-- WHAT TO PRODUCE --
Count how many lines hold the string "Vertical". Give that number alone.
________________________________________
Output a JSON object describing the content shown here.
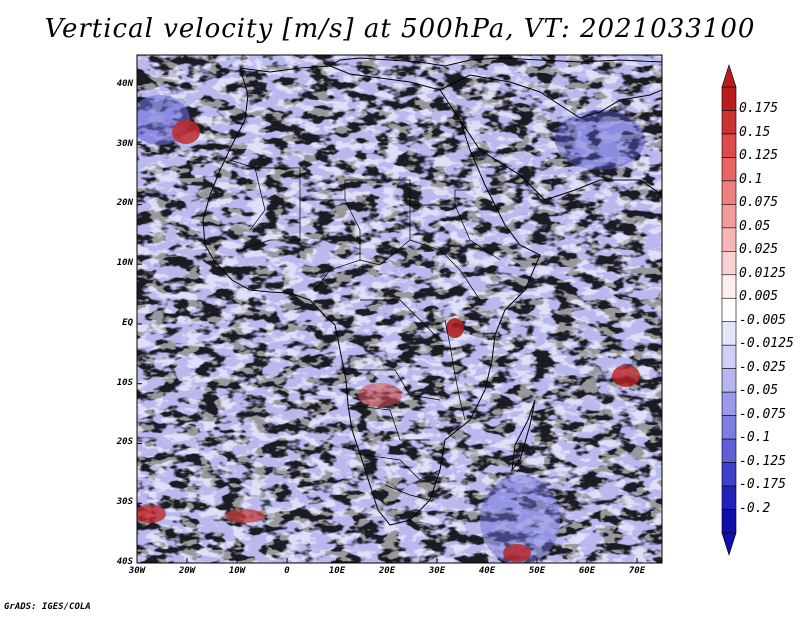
{
  "title": "Vertical velocity [m/s] at 500hPa, VT: 2021033100",
  "credit": "GrADS: IGES/COLA",
  "variable": "Vertical velocity",
  "units": "m/s",
  "level": "500hPa",
  "valid_time": "2021033100",
  "lat_labels": [
    "40N",
    "30N",
    "20N",
    "10N",
    "EQ",
    "10S",
    "20S",
    "30S",
    "40S"
  ],
  "lat_values": [
    40,
    30,
    20,
    10,
    0,
    -10,
    -20,
    -30,
    -40
  ],
  "lon_labels": [
    "30W",
    "20W",
    "10W",
    "0",
    "10E",
    "20E",
    "30E",
    "40E",
    "50E",
    "60E",
    "70E"
  ],
  "lon_values": [
    -30,
    -20,
    -10,
    0,
    10,
    20,
    30,
    40,
    50,
    60,
    70
  ],
  "domain": {
    "lon_min": -30,
    "lon_max": 75,
    "lat_min": -40,
    "lat_max": 45
  },
  "colorbar": {
    "labels": [
      "0.175",
      "0.15",
      "0.125",
      "0.1",
      "0.075",
      "0.05",
      "0.025",
      "0.0125",
      "0.005",
      "-0.005",
      "-0.0125",
      "-0.025",
      "-0.05",
      "-0.075",
      "-0.1",
      "-0.125",
      "-0.175",
      "-0.2"
    ],
    "colors": [
      "#b81c1c",
      "#cc3434",
      "#dd4c4c",
      "#e86464",
      "#ef8080",
      "#f39a9a",
      "#f7b6b6",
      "#fbd2d2",
      "#feeeee",
      "#ffffff",
      "#e6e6fb",
      "#cfcff7",
      "#b6b6f1",
      "#9a9aea",
      "#7d7de2",
      "#5f5fd8",
      "#4040cc",
      "#2222bb",
      "#1010a8"
    ],
    "top_color": "#b81c1c",
    "bottom_color": "#1010a8"
  }
}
________________________________________
-- RESPONSE TO THIS TASK --
2